| WHAT THE TASK ASKS |
Among the entries, which lines carry the string "screenshot"? Copy each of them.

·····

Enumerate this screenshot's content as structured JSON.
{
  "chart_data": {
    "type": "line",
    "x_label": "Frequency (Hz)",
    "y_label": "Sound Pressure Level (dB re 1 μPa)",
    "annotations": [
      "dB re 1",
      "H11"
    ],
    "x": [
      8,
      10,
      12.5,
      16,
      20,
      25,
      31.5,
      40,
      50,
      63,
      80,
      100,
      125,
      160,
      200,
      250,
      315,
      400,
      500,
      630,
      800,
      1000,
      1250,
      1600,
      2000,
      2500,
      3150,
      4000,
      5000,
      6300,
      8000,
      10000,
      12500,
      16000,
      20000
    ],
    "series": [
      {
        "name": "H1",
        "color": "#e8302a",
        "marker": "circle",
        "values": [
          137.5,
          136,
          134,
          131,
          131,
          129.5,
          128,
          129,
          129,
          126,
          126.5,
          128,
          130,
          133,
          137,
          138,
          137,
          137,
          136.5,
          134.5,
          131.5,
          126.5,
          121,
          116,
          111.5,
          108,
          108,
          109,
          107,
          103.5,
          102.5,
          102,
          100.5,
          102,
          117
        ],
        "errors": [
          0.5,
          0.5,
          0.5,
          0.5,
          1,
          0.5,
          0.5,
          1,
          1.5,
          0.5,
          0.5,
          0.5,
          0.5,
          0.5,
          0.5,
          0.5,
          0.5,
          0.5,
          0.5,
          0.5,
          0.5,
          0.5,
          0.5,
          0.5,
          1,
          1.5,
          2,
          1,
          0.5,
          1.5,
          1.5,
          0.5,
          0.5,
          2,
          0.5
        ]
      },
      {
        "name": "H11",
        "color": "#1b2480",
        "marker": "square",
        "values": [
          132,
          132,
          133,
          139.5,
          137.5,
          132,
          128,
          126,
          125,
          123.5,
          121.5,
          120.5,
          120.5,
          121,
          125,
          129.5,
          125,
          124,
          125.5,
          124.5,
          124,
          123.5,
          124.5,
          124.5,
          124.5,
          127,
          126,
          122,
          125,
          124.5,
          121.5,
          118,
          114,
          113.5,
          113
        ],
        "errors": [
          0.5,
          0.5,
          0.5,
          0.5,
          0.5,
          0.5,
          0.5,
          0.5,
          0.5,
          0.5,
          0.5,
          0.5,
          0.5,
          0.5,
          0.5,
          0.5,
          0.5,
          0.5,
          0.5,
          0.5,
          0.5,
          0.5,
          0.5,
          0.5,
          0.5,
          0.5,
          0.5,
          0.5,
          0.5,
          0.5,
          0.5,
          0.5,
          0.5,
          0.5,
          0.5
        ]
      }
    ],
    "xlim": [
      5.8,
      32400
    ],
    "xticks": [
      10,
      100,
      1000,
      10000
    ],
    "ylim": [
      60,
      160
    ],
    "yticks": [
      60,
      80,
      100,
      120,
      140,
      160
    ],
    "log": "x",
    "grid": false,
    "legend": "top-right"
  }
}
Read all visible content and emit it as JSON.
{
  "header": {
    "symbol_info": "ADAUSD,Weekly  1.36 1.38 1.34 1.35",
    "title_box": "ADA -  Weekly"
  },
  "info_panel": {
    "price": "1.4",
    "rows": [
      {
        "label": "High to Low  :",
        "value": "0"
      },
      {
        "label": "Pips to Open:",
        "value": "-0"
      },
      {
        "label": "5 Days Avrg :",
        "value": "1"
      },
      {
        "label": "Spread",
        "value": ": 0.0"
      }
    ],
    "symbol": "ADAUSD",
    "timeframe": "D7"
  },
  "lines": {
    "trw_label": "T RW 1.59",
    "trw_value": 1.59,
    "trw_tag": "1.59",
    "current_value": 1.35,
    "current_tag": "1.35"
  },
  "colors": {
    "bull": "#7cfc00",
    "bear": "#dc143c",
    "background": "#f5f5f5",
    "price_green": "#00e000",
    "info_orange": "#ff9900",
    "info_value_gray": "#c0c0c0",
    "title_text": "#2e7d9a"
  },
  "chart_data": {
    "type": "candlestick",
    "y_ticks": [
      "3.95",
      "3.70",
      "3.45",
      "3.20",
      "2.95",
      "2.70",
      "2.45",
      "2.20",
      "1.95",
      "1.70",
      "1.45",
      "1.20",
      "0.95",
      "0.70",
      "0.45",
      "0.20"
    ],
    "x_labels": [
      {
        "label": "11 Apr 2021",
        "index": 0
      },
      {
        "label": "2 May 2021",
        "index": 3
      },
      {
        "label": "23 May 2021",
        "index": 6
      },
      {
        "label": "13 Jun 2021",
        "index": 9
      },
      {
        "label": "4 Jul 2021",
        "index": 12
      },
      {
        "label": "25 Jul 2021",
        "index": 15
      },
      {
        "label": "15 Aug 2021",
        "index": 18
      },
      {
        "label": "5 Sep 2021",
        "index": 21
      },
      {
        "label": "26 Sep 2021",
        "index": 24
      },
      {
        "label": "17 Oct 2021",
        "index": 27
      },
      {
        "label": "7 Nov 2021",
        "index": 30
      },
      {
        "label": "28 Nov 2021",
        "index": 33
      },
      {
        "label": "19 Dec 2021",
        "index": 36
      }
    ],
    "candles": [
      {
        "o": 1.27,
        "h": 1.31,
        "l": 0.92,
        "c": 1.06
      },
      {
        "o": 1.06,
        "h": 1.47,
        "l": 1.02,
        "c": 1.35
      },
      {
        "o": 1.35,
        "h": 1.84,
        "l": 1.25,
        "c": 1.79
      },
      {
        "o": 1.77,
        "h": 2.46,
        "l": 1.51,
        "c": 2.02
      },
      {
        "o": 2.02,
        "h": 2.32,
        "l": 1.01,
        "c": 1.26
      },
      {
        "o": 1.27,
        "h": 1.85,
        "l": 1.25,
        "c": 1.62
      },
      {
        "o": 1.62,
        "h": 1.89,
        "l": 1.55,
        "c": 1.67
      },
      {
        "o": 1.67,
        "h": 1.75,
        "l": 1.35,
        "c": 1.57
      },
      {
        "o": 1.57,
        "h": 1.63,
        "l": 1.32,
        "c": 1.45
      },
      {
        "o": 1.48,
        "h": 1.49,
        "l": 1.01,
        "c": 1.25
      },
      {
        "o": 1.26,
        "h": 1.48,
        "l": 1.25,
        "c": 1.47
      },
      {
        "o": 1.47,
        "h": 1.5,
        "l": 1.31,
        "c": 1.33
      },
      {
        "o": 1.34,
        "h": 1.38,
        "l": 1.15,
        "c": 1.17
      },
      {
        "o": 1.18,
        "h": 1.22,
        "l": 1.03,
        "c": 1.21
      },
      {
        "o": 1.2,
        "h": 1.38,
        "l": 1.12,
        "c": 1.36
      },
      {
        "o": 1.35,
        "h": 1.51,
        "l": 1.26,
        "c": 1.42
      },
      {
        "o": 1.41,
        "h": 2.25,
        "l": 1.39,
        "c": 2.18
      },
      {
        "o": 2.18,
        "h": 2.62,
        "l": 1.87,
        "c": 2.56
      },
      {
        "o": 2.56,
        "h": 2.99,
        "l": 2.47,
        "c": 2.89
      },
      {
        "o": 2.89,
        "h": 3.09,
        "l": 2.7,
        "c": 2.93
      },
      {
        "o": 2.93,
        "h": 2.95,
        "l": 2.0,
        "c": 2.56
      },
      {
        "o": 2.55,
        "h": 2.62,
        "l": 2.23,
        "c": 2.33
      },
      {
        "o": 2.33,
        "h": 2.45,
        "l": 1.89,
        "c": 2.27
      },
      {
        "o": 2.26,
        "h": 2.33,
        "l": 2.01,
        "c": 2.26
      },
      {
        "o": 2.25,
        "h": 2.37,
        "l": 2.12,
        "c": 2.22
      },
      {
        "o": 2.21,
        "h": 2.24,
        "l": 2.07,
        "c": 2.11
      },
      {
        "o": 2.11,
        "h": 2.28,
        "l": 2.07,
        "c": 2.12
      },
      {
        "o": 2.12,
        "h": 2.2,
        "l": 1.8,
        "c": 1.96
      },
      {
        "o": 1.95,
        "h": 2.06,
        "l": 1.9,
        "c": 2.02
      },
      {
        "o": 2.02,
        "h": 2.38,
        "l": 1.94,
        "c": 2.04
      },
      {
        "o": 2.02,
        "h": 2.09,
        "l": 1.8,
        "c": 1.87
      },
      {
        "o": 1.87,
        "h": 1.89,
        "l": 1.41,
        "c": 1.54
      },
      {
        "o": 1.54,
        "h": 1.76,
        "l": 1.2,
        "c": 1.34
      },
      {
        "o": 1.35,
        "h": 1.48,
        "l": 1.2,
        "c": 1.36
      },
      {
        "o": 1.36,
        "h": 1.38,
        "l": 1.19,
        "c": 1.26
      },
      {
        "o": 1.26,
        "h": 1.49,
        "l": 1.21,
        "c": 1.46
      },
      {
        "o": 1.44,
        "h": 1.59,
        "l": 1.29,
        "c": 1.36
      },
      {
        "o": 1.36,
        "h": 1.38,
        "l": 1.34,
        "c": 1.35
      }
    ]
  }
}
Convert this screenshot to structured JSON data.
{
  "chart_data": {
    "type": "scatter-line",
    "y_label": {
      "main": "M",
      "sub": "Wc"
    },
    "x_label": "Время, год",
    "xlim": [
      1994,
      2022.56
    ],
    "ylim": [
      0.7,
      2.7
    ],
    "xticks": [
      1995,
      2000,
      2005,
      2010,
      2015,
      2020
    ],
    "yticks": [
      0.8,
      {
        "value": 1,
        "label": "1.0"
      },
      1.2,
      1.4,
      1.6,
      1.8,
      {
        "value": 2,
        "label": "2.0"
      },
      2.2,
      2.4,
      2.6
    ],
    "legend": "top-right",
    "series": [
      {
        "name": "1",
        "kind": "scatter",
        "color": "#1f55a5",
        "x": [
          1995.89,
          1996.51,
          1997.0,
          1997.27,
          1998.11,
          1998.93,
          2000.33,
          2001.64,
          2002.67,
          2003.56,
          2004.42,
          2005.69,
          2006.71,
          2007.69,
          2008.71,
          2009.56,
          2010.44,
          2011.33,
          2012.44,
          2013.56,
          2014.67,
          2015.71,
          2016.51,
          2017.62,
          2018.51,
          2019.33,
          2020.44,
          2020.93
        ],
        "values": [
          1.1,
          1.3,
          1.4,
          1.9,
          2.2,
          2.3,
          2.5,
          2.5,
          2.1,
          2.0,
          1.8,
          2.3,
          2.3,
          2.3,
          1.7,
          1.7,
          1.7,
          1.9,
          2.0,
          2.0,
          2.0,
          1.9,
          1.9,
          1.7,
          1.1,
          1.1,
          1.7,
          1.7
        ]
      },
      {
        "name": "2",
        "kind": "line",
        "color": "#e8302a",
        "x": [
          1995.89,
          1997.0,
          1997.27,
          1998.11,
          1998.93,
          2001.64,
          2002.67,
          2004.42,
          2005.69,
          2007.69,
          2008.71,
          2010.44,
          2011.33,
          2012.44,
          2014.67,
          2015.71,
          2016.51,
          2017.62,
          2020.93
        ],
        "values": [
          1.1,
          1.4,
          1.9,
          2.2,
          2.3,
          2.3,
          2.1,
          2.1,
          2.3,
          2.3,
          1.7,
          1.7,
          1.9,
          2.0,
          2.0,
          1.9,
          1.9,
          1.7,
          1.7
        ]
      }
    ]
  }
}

·····

| FINISHED TASK |
Enumerate this screenshot's content as structured JSON.
Convert this screenshot to structured JSON data.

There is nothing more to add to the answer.